> **Task statement**:
Repeat the records below exactly, leaving out every picture.
------------------------
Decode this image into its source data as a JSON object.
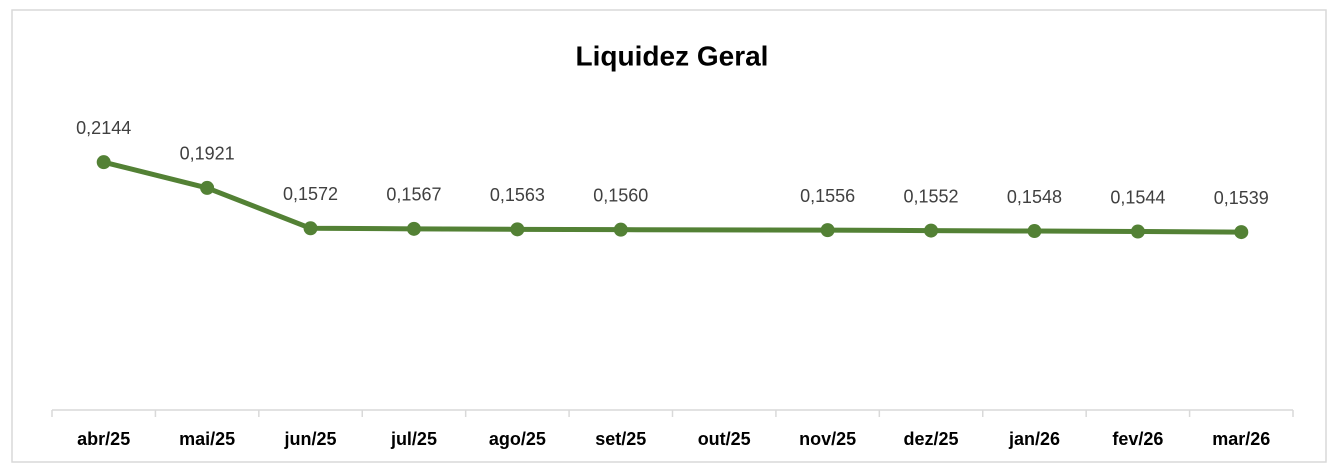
{
  "chart_data": {
    "type": "line",
    "title": "Liquidez Geral",
    "categories": [
      "abr/25",
      "mai/25",
      "jun/25",
      "jul/25",
      "ago/25",
      "set/25",
      "out/25",
      "nov/25",
      "dez/25",
      "jan/26",
      "fev/26",
      "mar/26"
    ],
    "series": [
      {
        "name": "Liquidez Geral",
        "color": "#538135",
        "values": [
          0.2144,
          0.1921,
          0.1572,
          0.1567,
          0.1563,
          0.156,
          null,
          0.1556,
          0.1552,
          0.1548,
          0.1544,
          0.1539
        ],
        "value_labels": [
          "0,2144",
          "0,1921",
          "0,1572",
          "0,1567",
          "0,1563",
          "0,1560",
          null,
          "0,1556",
          "0,1552",
          "0,1548",
          "0,1544",
          "0,1539"
        ]
      }
    ],
    "ylim": [
      0,
      0.25
    ],
    "connect_gaps": true
  }
}
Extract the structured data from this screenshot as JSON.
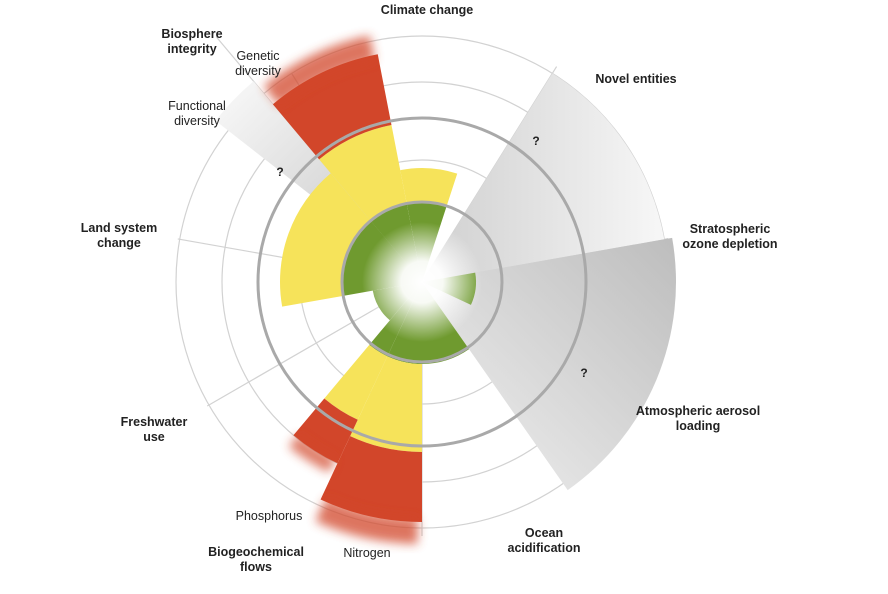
{
  "categories": [
    {
      "id": "climate-change",
      "lines": [
        "Climate change"
      ],
      "status": "increasing-risk"
    },
    {
      "id": "novel-entities",
      "lines": [
        "Novel entities"
      ],
      "status": "not-quantified"
    },
    {
      "id": "stratospheric-ozone-depletion",
      "lines": [
        "Stratospheric",
        "ozone depletion"
      ],
      "status": "safe"
    },
    {
      "id": "atmospheric-aerosol-loading",
      "lines": [
        "Atmospheric aerosol",
        "loading"
      ],
      "status": "not-quantified"
    },
    {
      "id": "ocean-acidification",
      "lines": [
        "Ocean",
        "acidification"
      ],
      "status": "safe"
    },
    {
      "id": "biogeochemical-flows",
      "lines": [
        "Biogeochemical",
        "flows"
      ],
      "status": "high-risk"
    },
    {
      "id": "freshwater-use",
      "lines": [
        "Freshwater",
        "use"
      ],
      "status": "safe"
    },
    {
      "id": "land-system-change",
      "lines": [
        "Land system",
        "change"
      ],
      "status": "increasing-risk"
    },
    {
      "id": "biosphere-integrity",
      "lines": [
        "Biosphere",
        "integrity"
      ],
      "status": "high-risk"
    }
  ],
  "sub_labels": [
    {
      "id": "genetic-diversity",
      "lines": [
        "Genetic",
        "diversity"
      ]
    },
    {
      "id": "functional-diversity",
      "lines": [
        "Functional",
        "diversity"
      ]
    },
    {
      "id": "phosphorus",
      "lines": [
        "Phosphorus"
      ]
    },
    {
      "id": "nitrogen",
      "lines": [
        "Nitrogen"
      ]
    }
  ],
  "question_mark": "?",
  "colors": {
    "safe": "#6f9a2f",
    "increasing_risk": "#f6e35a",
    "high_risk": "#d2462a",
    "not_quantified": "#cfcfcf",
    "boundary_ring": "#a9a9a9",
    "grid": "#d2d2d2"
  }
}
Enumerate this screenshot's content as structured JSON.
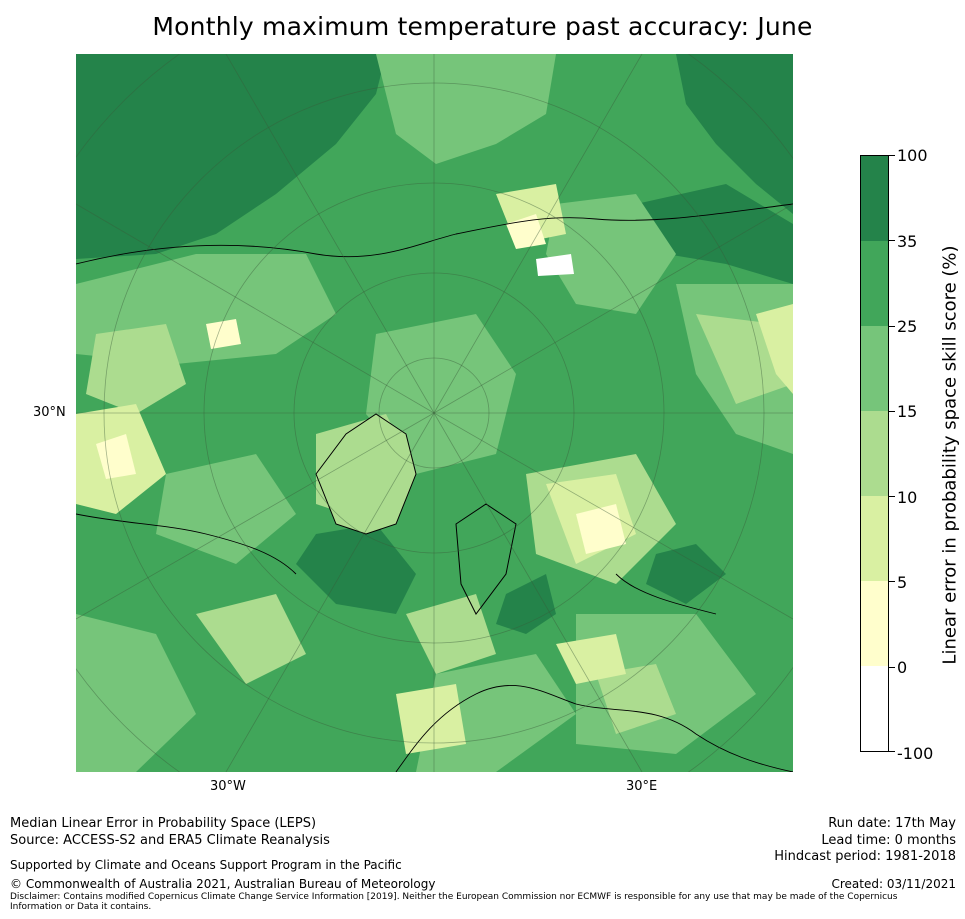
{
  "title": "Monthly maximum temperature past accuracy: June",
  "map": {
    "projection": "north-polar-stereographic",
    "lat_labels": [
      "30°N"
    ],
    "lon_labels": [
      "30°W",
      "30°E"
    ],
    "background_color": "#41a65a"
  },
  "colorbar": {
    "label": "Linear error in probability space skill score (%)",
    "ticks": [
      "100",
      "35",
      "25",
      "15",
      "10",
      "5",
      "0",
      "-100"
    ],
    "bands": [
      {
        "range": "35 to 100",
        "color": "#24834a"
      },
      {
        "range": "25 to 35",
        "color": "#41a65a"
      },
      {
        "range": "15 to 25",
        "color": "#76c57a"
      },
      {
        "range": "10 to 15",
        "color": "#acdc8f"
      },
      {
        "range": "5 to 10",
        "color": "#d9f0a2"
      },
      {
        "range": "0 to 5",
        "color": "#fffecc"
      },
      {
        "range": "-100 to 0",
        "color": "#ffffff"
      }
    ]
  },
  "footer": {
    "method": "Median Linear Error in Probability Space (LEPS)",
    "source": "Source: ACCESS-S2 and ERA5 Climate Reanalysis",
    "support": "Supported by Climate and Oceans Support Program in the Pacific",
    "copyright": "© Commonwealth of Australia 2021, Australian Bureau of Meteorology",
    "disclaimer": "Disclaimer: Contains modified Copernicus Climate Change Service Information [2019]. Neither the European Commission nor ECMWF is responsible for any use that may be made of the Copernicus Information or Data it contains.",
    "run_date": "Run date: 17th May",
    "lead_time": "Lead time: 0 months",
    "hindcast": "Hindcast period: 1981-2018",
    "created": "Created: 03/11/2021"
  }
}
------------------------
> **Exercise answer**:
Decode this image into its source data as a JSON object.
{
  "chart_data": {
    "type": "line",
    "title": "Liquidez Geral",
    "categories": [
      "abr/25",
      "mai/25",
      "jun/25",
      "jul/25",
      "ago/25",
      "set/25",
      "out/25",
      "nov/25",
      "dez/25",
      "jan/26",
      "fev/26",
      "mar/26"
    ],
    "series": [
      {
        "name": "Liquidez Geral",
        "color": "#538135",
        "values": [
          0.2144,
          0.1921,
          0.1572,
          0.1567,
          0.1563,
          0.156,
          null,
          0.1556,
          0.1552,
          0.1548,
          0.1544,
          0.1539
        ],
        "value_labels": [
          "0,2144",
          "0,1921",
          "0,1572",
          "0,1567",
          "0,1563",
          "0,1560",
          null,
          "0,1556",
          "0,1552",
          "0,1548",
          "0,1544",
          "0,1539"
        ]
      }
    ],
    "ylim": [
      0,
      0.25
    ],
    "connect_gaps": true
  }
}
Extract the structured data from this screenshot as JSON.
{
  "categories": [
    {
      "id": "climate-change",
      "lines": [
        "Climate change"
      ],
      "status": "increasing-risk"
    },
    {
      "id": "novel-entities",
      "lines": [
        "Novel entities"
      ],
      "status": "not-quantified"
    },
    {
      "id": "stratospheric-ozone-depletion",
      "lines": [
        "Stratospheric",
        "ozone depletion"
      ],
      "status": "safe"
    },
    {
      "id": "atmospheric-aerosol-loading",
      "lines": [
        "Atmospheric aerosol",
        "loading"
      ],
      "status": "not-quantified"
    },
    {
      "id": "ocean-acidification",
      "lines": [
        "Ocean",
        "acidification"
      ],
      "status": "safe"
    },
    {
      "id": "biogeochemical-flows",
      "lines": [
        "Biogeochemical",
        "flows"
      ],
      "status": "high-risk"
    },
    {
      "id": "freshwater-use",
      "lines": [
        "Freshwater",
        "use"
      ],
      "status": "safe"
    },
    {
      "id": "land-system-change",
      "lines": [
        "Land system",
        "change"
      ],
      "status": "increasing-risk"
    },
    {
      "id": "biosphere-integrity",
      "lines": [
        "Biosphere",
        "integrity"
      ],
      "status": "high-risk"
    }
  ],
  "sub_labels": [
    {
      "id": "genetic-diversity",
      "lines": [
        "Genetic",
        "diversity"
      ]
    },
    {
      "id": "functional-diversity",
      "lines": [
        "Functional",
        "diversity"
      ]
    },
    {
      "id": "phosphorus",
      "lines": [
        "Phosphorus"
      ]
    },
    {
      "id": "nitrogen",
      "lines": [
        "Nitrogen"
      ]
    }
  ],
  "question_mark": "?",
  "colors": {
    "safe": "#6f9a2f",
    "increasing_risk": "#f6e35a",
    "high_risk": "#d2462a",
    "not_quantified": "#cfcfcf",
    "boundary_ring": "#a9a9a9",
    "grid": "#d2d2d2"
  }
}
Enumerate this screenshot's content as structured JSON.
{
  "title": "Monthly maximum temperature past accuracy: June",
  "map": {
    "projection": "north-polar-stereographic",
    "lat_labels": [
      "30°N"
    ],
    "lon_labels": [
      "30°W",
      "30°E"
    ],
    "background_color": "#41a65a"
  },
  "colorbar": {
    "label": "Linear error in probability space skill score (%)",
    "ticks": [
      "100",
      "35",
      "25",
      "15",
      "10",
      "5",
      "0",
      "-100"
    ],
    "bands": [
      {
        "range": "35 to 100",
        "color": "#24834a"
      },
      {
        "range": "25 to 35",
        "color": "#41a65a"
      },
      {
        "range": "15 to 25",
        "color": "#76c57a"
      },
      {
        "range": "10 to 15",
        "color": "#acdc8f"
      },
      {
        "range": "5 to 10",
        "color": "#d9f0a2"
      },
      {
        "range": "0 to 5",
        "color": "#fffecc"
      },
      {
        "range": "-100 to 0",
        "color": "#ffffff"
      }
    ]
  },
  "footer": {
    "method": "Median Linear Error in Probability Space (LEPS)",
    "source": "Source: ACCESS-S2 and ERA5 Climate Reanalysis",
    "support": "Supported by Climate and Oceans Support Program in the Pacific",
    "copyright": "© Commonwealth of Australia 2021, Australian Bureau of Meteorology",
    "disclaimer": "Disclaimer: Contains modified Copernicus Climate Change Service Information [2019]. Neither the European Commission nor ECMWF is responsible for any use that may be made of the Copernicus Information or Data it contains.",
    "run_date": "Run date: 17th May",
    "lead_time": "Lead time: 0 months",
    "hindcast": "Hindcast period: 1981-2018",
    "created": "Created: 03/11/2021"
  }
}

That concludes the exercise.